Tareas y ejercicios:
A: ¿Qué potencias industriales se nombran como países capitalistas imperiales en el texto sobre el capitalismo y la clase obrera?
B: Reproduce del texto sobre el capitalismo y la clase obrera el fragmento que se abre con las palabras "A partir de" y se cierra con "salir de allí.".

Texto de lectura:
A partir de esa caracterización, que pasó
a ser moneda corriente en la militancia comunista para designar a un
grupo amorfo sin mayor conciencia de clase y fácilmente manipulable -por
tanto, utilizable por la derecha, por la clase dominante- podría
pensarse en una conexión entre urbanizaciones precarias y su población
como no precisamente el particular fermento transformador. Para
graficarlo rápidamente: los “rompehuelgas” (también llamados esquiroles
o carneros), por ejemplo, podrían salir de allí.
Decíamos que el sistema capitalista no
cambió estructuralmente desde lo formulado por Marx y Engels en la
segunda mitad del Siglo XIX, pero sí lo hizo en su “presentación”
cosmética, en las formas en que se muestra y en el ropaje con que se
viste. Hoy, segunda década del Siglo XXI, la clase obrera industrial
urbana sigue siendo la mecha que puede prender el fuego revolucionario,
pero el sistema se ha encargado muy bien de neutralizarla. Por lo
pronto, en los países capitalistas imperiales (todas potencias
industriales: Estados Unidos, Europa Occidental, Japón), su proletariado
ha sido muy sabiamente domado. Pese a la crisis que atravesamos hoy, más
allá de la pandemia del COVID-19, el nivel de vida ofrecido a la clase
trabajadora en el capitalismo desarrollado está lejos de los niveles de
explotación y pobreza vividos hace siglo y medio o de las indecibles
penurias que sigue padeciendo la clase trabajadora en el resto del
mundo. Esa suerte de prosperidad relativa (Homero Simpson -ícono por
antonomasia del obrero estadounidense- vive con cierta comodidad, no
pasa hambre), en principio aleja de la revolución. Y los sindicatos,
otrora combativos elementos anti-sistémicos, fueron convertidos
gradualmente en cómplices de la clase dirigente, quitándoles toda
característica combativa. Dato a tener en cuenta: curiosamente, las
revoluciones socialistas triunfantes durante el Siglo XX surgieron todas
de países básicamente rurales (la Rusia zarista, China y su secular
atraso, Vietnam, Nicaragua, Cuba (el burdel estadounidense en el
Caribe), todas naciones subdesarrolladas con escasa clase obrera
industrial urbana).

Ítems de una fuente de datos:
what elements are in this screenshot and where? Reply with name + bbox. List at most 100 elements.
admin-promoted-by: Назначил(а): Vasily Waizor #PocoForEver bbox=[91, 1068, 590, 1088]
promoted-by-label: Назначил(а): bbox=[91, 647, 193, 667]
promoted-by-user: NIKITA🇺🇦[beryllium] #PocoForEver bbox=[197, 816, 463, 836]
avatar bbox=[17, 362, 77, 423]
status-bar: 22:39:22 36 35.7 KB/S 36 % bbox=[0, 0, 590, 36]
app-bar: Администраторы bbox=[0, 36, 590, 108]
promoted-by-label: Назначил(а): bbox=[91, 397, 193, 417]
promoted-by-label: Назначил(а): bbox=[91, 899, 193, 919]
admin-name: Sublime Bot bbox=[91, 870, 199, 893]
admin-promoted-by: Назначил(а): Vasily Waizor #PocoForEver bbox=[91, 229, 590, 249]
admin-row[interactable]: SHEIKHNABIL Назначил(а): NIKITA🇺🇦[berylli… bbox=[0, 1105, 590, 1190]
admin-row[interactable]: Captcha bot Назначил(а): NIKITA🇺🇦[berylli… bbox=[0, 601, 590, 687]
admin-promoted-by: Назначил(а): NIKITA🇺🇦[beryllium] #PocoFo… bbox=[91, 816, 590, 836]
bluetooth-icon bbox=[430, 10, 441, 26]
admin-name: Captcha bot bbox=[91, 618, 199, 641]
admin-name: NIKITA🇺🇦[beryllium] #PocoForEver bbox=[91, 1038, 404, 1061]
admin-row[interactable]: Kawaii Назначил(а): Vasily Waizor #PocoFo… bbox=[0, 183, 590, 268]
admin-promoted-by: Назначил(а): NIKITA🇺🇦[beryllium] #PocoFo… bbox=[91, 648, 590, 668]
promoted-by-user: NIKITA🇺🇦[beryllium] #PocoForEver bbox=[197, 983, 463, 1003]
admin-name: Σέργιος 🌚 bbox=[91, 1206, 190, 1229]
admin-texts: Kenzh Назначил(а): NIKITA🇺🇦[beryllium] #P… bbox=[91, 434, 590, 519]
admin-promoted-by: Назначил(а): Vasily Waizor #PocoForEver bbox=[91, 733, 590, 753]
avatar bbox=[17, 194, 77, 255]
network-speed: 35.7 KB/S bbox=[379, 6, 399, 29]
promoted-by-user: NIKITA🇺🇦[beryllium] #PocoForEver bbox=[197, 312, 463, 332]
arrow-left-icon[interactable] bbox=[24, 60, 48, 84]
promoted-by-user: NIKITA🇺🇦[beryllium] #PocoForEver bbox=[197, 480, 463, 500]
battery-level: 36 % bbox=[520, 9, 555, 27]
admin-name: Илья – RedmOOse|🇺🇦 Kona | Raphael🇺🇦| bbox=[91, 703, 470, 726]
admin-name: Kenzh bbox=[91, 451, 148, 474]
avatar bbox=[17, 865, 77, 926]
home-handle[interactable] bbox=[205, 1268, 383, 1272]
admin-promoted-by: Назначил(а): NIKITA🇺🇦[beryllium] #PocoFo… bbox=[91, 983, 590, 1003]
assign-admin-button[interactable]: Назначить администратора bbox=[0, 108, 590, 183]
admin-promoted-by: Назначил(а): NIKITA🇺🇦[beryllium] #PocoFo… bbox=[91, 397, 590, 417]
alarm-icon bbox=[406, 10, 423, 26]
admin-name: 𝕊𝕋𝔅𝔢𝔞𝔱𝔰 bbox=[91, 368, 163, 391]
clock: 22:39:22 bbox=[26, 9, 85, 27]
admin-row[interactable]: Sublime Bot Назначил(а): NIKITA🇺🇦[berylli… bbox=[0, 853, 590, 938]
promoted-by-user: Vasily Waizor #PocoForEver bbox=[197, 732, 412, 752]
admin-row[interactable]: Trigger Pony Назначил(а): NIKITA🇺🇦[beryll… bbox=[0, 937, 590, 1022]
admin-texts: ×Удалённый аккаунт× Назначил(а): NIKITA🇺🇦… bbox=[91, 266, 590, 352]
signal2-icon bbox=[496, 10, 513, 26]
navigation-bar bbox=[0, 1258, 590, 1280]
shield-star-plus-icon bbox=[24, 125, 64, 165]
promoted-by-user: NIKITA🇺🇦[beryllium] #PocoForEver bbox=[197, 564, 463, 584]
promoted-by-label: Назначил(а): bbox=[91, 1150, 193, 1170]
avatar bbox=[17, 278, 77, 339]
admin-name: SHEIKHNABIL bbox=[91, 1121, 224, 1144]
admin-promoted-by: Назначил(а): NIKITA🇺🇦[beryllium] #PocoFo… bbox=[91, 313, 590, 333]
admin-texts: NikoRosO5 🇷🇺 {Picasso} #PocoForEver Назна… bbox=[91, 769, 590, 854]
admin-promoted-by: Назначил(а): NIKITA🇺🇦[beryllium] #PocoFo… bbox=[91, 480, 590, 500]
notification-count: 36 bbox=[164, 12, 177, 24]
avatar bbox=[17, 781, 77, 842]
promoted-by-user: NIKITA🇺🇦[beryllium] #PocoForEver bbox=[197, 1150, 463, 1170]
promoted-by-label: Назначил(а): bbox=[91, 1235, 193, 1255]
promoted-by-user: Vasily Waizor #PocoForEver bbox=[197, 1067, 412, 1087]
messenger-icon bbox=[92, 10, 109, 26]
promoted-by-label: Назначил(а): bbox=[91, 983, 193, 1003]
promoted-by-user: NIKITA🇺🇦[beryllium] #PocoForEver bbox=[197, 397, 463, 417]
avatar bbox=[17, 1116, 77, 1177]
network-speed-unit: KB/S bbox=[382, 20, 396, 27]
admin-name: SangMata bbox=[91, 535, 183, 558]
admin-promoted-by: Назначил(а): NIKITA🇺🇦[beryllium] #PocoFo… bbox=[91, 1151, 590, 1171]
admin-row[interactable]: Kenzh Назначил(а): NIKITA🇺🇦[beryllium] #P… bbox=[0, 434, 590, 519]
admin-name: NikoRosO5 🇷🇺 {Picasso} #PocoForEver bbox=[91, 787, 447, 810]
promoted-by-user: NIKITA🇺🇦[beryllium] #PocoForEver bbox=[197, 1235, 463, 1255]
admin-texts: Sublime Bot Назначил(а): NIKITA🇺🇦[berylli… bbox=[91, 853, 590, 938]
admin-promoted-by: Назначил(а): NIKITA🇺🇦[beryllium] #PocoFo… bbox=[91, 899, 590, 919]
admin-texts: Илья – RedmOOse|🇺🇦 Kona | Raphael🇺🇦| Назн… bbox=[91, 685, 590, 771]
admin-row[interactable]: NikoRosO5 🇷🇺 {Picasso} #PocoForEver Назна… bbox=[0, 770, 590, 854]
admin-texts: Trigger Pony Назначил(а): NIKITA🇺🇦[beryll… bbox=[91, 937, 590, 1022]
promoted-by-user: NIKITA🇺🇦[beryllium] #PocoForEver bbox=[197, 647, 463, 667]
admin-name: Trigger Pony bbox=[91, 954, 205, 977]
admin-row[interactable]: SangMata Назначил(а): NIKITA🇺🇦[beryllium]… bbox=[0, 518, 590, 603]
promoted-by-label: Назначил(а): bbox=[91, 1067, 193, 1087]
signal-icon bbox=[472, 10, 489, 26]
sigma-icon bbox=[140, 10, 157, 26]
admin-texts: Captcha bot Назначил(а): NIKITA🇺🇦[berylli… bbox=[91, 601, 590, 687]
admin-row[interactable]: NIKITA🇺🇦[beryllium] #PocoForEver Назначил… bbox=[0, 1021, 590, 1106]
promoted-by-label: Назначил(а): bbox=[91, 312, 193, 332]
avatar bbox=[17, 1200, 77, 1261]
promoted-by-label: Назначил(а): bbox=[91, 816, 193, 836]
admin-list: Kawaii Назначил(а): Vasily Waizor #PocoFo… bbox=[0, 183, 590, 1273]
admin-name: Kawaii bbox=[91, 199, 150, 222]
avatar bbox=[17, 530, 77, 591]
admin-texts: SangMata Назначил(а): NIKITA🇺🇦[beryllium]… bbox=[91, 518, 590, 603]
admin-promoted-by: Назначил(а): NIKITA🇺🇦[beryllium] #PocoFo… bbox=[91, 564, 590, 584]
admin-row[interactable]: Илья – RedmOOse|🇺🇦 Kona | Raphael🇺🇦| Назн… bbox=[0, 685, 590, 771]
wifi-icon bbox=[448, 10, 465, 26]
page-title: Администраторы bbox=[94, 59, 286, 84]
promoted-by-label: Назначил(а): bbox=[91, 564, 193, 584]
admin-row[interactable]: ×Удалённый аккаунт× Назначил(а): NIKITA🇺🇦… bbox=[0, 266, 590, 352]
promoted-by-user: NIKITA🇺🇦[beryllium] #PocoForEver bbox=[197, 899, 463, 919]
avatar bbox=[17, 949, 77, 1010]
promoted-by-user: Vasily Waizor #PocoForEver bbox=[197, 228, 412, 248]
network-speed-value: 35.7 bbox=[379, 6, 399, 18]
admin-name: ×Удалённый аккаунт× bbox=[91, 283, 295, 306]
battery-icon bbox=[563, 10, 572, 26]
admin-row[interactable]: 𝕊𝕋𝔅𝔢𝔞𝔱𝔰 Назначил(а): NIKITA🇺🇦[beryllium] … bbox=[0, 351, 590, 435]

Soluciones por tarea:
A: Estados Unidos, Europa Occidental y Japón.

B:
A partir de esa caracterización, que pasó
a ser moneda corriente en la militancia comunista para designar a un
grupo amorfo sin mayor conciencia de clase y fácilmente manipulable -por
tanto, utilizable por la derecha, por la clase dominante- podría
pensarse en una conexión entre urbanizaciones precarias y su población
como no precisamente el particular fermento transformador. Para
graficarlo rápidamente: los “rompehuelgas” (también llamados esquiroles
o carneros), por ejemplo, podrían salir de allí.